**Task details:** What follows is a set of records; repeat all of them exactly.

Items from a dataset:
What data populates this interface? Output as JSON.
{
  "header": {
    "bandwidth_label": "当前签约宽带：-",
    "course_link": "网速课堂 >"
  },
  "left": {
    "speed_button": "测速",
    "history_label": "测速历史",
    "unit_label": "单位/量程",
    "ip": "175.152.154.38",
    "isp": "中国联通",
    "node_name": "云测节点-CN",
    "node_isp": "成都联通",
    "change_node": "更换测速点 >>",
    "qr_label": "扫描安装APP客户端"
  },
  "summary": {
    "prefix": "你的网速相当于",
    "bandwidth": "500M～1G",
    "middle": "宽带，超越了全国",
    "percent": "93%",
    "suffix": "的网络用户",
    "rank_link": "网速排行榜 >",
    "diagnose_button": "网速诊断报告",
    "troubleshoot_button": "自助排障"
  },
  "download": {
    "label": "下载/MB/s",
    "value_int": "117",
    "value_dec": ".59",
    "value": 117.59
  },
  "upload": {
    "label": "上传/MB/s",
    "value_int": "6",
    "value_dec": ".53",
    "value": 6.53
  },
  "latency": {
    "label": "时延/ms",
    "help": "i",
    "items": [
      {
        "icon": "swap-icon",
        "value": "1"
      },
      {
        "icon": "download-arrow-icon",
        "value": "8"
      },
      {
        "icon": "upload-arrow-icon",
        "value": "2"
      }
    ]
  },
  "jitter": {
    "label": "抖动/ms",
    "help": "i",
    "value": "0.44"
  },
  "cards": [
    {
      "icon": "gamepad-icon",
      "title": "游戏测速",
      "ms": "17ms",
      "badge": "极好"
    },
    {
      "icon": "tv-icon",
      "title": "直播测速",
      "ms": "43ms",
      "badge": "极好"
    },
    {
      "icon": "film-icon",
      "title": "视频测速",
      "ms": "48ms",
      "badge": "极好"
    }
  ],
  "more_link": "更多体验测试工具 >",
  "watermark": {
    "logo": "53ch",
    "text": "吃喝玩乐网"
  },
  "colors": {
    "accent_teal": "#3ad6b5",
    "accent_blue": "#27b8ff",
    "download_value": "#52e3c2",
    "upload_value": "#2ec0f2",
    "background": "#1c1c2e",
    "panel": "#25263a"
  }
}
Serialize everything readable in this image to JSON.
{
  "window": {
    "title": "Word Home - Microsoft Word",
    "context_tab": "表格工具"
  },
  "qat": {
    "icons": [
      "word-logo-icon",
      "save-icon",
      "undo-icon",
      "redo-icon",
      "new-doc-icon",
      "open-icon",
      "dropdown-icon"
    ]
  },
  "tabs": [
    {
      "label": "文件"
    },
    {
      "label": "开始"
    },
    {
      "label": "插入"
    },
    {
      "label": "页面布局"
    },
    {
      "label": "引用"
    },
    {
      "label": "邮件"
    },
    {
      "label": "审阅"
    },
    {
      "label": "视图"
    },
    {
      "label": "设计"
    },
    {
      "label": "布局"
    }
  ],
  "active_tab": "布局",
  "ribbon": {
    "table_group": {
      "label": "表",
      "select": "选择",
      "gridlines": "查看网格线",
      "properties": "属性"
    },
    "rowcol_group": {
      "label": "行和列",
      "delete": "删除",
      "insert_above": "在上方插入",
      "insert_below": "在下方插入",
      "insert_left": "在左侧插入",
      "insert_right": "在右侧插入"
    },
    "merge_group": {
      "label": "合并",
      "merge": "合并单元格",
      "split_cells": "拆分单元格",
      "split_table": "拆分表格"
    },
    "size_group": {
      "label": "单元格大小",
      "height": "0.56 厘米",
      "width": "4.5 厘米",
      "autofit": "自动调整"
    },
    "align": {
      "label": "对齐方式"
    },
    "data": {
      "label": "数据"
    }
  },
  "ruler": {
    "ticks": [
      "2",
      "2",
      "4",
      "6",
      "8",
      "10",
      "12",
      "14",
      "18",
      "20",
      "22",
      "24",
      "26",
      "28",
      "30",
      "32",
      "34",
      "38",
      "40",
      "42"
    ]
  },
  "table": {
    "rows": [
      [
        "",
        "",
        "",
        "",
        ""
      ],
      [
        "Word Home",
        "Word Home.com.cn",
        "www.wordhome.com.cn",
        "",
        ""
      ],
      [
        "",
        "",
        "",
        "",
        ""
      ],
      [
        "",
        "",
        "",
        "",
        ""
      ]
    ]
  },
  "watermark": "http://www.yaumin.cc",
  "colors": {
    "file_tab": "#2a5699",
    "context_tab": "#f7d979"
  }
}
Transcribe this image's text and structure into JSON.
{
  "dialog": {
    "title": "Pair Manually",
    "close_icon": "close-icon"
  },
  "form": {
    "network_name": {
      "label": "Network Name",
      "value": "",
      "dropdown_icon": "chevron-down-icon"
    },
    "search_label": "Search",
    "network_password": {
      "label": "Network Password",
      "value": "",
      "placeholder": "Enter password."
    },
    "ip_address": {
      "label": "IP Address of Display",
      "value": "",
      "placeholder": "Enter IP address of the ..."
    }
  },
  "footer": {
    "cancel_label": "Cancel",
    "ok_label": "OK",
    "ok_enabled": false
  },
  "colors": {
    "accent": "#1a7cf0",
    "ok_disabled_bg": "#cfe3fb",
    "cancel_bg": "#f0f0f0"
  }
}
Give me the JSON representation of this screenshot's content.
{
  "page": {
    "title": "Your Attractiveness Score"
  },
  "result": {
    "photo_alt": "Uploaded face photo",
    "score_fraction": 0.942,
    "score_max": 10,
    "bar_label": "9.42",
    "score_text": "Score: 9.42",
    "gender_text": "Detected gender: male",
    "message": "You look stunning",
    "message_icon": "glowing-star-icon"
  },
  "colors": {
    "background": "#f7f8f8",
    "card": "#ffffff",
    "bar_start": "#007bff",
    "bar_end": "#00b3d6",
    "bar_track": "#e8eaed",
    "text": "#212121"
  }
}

**Task output:**
What data populates this interface? Output as JSON.
{
  "header": {
    "bandwidth_label": "当前签约宽带：-",
    "course_link": "网速课堂 >"
  },
  "left": {
    "speed_button": "测速",
    "history_label": "测速历史",
    "unit_label": "单位/量程",
    "ip": "175.152.154.38",
    "isp": "中国联通",
    "node_name": "云测节点-CN",
    "node_isp": "成都联通",
    "change_node": "更换测速点 >>",
    "qr_label": "扫描安装APP客户端"
  },
  "summary": {
    "prefix": "你的网速相当于",
    "bandwidth": "500M～1G",
    "middle": "宽带，超越了全国",
    "percent": "93%",
    "suffix": "的网络用户",
    "rank_link": "网速排行榜 >",
    "diagnose_button": "网速诊断报告",
    "troubleshoot_button": "自助排障"
  },
  "download": {
    "label": "下载/MB/s",
    "value_int": "117",
    "value_dec": ".59",
    "value": 117.59
  },
  "upload": {
    "label": "上传/MB/s",
    "value_int": "6",
    "value_dec": ".53",
    "value": 6.53
  },
  "latency": {
    "label": "时延/ms",
    "help": "i",
    "items": [
      {
        "icon": "swap-icon",
        "value": "1"
      },
      {
        "icon": "download-arrow-icon",
        "value": "8"
      },
      {
        "icon": "upload-arrow-icon",
        "value": "2"
      }
    ]
  },
  "jitter": {
    "label": "抖动/ms",
    "help": "i",
    "value": "0.44"
  },
  "cards": [
    {
      "icon": "gamepad-icon",
      "title": "游戏测速",
      "ms": "17ms",
      "badge": "极好"
    },
    {
      "icon": "tv-icon",
      "title": "直播测速",
      "ms": "43ms",
      "badge": "极好"
    },
    {
      "icon": "film-icon",
      "title": "视频测速",
      "ms": "48ms",
      "badge": "极好"
    }
  ],
  "more_link": "更多体验测试工具 >",
  "watermark": {
    "logo": "53ch",
    "text": "吃喝玩乐网"
  },
  "colors": {
    "accent_teal": "#3ad6b5",
    "accent_blue": "#27b8ff",
    "download_value": "#52e3c2",
    "upload_value": "#2ec0f2",
    "background": "#1c1c2e",
    "panel": "#25263a"
  }
}
Serialize everything readable in this image to JSON.
{
  "window": {
    "title": "Word Home - Microsoft Word",
    "context_tab": "表格工具"
  },
  "qat": {
    "icons": [
      "word-logo-icon",
      "save-icon",
      "undo-icon",
      "redo-icon",
      "new-doc-icon",
      "open-icon",
      "dropdown-icon"
    ]
  },
  "tabs": [
    {
      "label": "文件"
    },
    {
      "label": "开始"
    },
    {
      "label": "插入"
    },
    {
      "label": "页面布局"
    },
    {
      "label": "引用"
    },
    {
      "label": "邮件"
    },
    {
      "label": "审阅"
    },
    {
      "label": "视图"
    },
    {
      "label": "设计"
    },
    {
      "label": "布局"
    }
  ],
  "active_tab": "布局",
  "ribbon": {
    "table_group": {
      "label": "表",
      "select": "选择",
      "gridlines": "查看网格线",
      "properties": "属性"
    },
    "rowcol_group": {
      "label": "行和列",
      "delete": "删除",
      "insert_above": "在上方插入",
      "insert_below": "在下方插入",
      "insert_left": "在左侧插入",
      "insert_right": "在右侧插入"
    },
    "merge_group": {
      "label": "合并",
      "merge": "合并单元格",
      "split_cells": "拆分单元格",
      "split_table": "拆分表格"
    },
    "size_group": {
      "label": "单元格大小",
      "height": "0.56 厘米",
      "width": "4.5 厘米",
      "autofit": "自动调整"
    },
    "align": {
      "label": "对齐方式"
    },
    "data": {
      "label": "数据"
    }
  },
  "ruler": {
    "ticks": [
      "2",
      "2",
      "4",
      "6",
      "8",
      "10",
      "12",
      "14",
      "18",
      "20",
      "22",
      "24",
      "26",
      "28",
      "30",
      "32",
      "34",
      "38",
      "40",
      "42"
    ]
  },
  "table": {
    "rows": [
      [
        "",
        "",
        "",
        "",
        ""
      ],
      [
        "Word Home",
        "Word Home.com.cn",
        "www.wordhome.com.cn",
        "",
        ""
      ],
      [
        "",
        "",
        "",
        "",
        ""
      ],
      [
        "",
        "",
        "",
        "",
        ""
      ]
    ]
  },
  "watermark": "http://www.yaumin.cc",
  "colors": {
    "file_tab": "#2a5699",
    "context_tab": "#f7d979"
  }
}
Transcribe this image's text and structure into JSON.
{
  "dialog": {
    "title": "Pair Manually",
    "close_icon": "close-icon"
  },
  "form": {
    "network_name": {
      "label": "Network Name",
      "value": "",
      "dropdown_icon": "chevron-down-icon"
    },
    "search_label": "Search",
    "network_password": {
      "label": "Network Password",
      "value": "",
      "placeholder": "Enter password."
    },
    "ip_address": {
      "label": "IP Address of Display",
      "value": "",
      "placeholder": "Enter IP address of the ..."
    }
  },
  "footer": {
    "cancel_label": "Cancel",
    "ok_label": "OK",
    "ok_enabled": false
  },
  "colors": {
    "accent": "#1a7cf0",
    "ok_disabled_bg": "#cfe3fb",
    "cancel_bg": "#f0f0f0"
  }
}
Give me the JSON representation of this screenshot's content.
{
  "page": {
    "title": "Your Attractiveness Score"
  },
  "result": {
    "photo_alt": "Uploaded face photo",
    "score_fraction": 0.942,
    "score_max": 10,
    "bar_label": "9.42",
    "score_text": "Score: 9.42",
    "gender_text": "Detected gender: male",
    "message": "You look stunning",
    "message_icon": "glowing-star-icon"
  },
  "colors": {
    "background": "#f7f8f8",
    "card": "#ffffff",
    "bar_start": "#007bff",
    "bar_end": "#00b3d6",
    "bar_track": "#e8eaed",
    "text": "#212121"
  }
}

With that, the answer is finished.